* Task goal
Check each line for the word "valuation" and give how many have it. Say nothing else.

* Task inputs
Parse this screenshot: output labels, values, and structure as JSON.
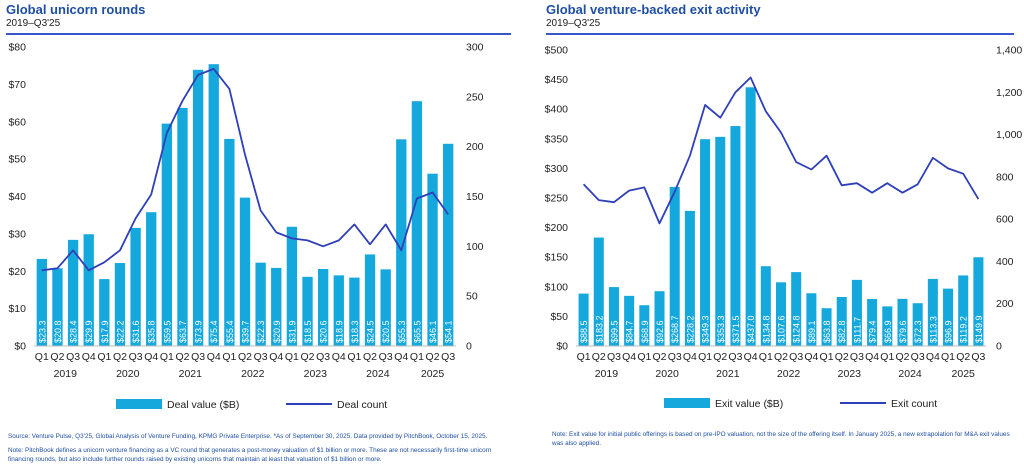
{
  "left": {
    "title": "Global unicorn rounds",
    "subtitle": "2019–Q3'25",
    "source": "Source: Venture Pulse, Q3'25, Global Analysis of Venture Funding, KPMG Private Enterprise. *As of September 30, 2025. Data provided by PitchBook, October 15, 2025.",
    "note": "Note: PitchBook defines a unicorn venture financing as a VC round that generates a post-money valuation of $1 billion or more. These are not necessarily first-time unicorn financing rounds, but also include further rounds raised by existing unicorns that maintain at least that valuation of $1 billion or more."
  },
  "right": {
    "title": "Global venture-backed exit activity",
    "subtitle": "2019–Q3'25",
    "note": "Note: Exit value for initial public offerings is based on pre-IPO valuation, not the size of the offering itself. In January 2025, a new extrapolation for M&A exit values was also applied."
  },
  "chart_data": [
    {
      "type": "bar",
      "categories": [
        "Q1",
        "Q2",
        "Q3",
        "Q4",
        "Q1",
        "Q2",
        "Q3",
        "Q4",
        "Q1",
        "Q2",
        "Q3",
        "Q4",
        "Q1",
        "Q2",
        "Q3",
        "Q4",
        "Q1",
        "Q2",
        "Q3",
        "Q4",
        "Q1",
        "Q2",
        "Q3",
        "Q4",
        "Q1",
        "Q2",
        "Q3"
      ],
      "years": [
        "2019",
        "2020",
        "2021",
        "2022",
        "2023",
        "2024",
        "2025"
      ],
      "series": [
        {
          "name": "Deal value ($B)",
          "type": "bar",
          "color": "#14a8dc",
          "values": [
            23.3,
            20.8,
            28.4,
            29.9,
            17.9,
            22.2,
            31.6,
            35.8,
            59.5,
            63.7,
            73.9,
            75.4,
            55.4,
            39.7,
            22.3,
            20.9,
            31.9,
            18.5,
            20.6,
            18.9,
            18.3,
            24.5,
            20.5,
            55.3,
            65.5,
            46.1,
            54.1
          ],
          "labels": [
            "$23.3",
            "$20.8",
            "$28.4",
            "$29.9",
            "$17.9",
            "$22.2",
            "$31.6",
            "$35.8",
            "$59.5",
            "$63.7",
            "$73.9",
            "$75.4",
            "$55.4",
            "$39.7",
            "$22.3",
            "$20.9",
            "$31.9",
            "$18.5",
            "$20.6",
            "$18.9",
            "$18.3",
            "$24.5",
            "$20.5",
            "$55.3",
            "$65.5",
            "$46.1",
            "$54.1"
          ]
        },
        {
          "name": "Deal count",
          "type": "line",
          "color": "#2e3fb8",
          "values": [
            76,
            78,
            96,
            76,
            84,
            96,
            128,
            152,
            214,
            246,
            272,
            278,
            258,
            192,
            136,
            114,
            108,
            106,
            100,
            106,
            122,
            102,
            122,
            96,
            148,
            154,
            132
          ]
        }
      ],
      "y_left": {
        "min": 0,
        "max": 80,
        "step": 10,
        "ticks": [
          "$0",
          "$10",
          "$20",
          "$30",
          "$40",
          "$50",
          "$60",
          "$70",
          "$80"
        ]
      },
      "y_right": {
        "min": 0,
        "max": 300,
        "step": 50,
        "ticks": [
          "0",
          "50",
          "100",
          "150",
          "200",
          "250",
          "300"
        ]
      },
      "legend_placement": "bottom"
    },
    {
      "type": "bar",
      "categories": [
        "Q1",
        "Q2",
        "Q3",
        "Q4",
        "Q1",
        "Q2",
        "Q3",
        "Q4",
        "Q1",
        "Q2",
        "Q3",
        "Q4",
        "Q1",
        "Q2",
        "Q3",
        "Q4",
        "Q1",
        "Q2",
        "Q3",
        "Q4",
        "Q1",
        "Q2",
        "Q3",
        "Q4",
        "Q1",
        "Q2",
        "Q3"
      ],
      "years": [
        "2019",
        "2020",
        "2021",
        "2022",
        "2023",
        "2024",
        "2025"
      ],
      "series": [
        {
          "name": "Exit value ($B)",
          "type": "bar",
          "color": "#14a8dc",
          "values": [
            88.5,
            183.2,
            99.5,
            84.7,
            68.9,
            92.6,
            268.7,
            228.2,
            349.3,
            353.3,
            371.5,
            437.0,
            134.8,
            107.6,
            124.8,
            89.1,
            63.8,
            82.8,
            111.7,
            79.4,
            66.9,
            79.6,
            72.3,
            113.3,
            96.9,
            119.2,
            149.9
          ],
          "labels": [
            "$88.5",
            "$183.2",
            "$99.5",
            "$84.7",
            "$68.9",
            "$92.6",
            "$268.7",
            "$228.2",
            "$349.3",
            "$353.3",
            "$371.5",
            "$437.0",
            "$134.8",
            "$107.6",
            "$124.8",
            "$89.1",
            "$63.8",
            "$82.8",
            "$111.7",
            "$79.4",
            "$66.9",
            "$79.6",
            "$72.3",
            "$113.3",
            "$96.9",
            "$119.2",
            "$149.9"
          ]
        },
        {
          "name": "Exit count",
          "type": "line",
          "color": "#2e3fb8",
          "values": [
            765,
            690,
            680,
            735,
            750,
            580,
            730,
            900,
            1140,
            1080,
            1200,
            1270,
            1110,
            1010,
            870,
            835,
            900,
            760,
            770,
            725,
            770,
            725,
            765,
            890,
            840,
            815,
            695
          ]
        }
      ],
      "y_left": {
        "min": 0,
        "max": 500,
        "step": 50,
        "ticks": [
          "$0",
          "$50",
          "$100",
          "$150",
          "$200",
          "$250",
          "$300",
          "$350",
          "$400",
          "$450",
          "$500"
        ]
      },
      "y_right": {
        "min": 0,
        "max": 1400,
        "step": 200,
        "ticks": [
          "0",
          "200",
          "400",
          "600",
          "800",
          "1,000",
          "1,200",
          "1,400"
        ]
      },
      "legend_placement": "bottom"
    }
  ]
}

* Solved exercise
2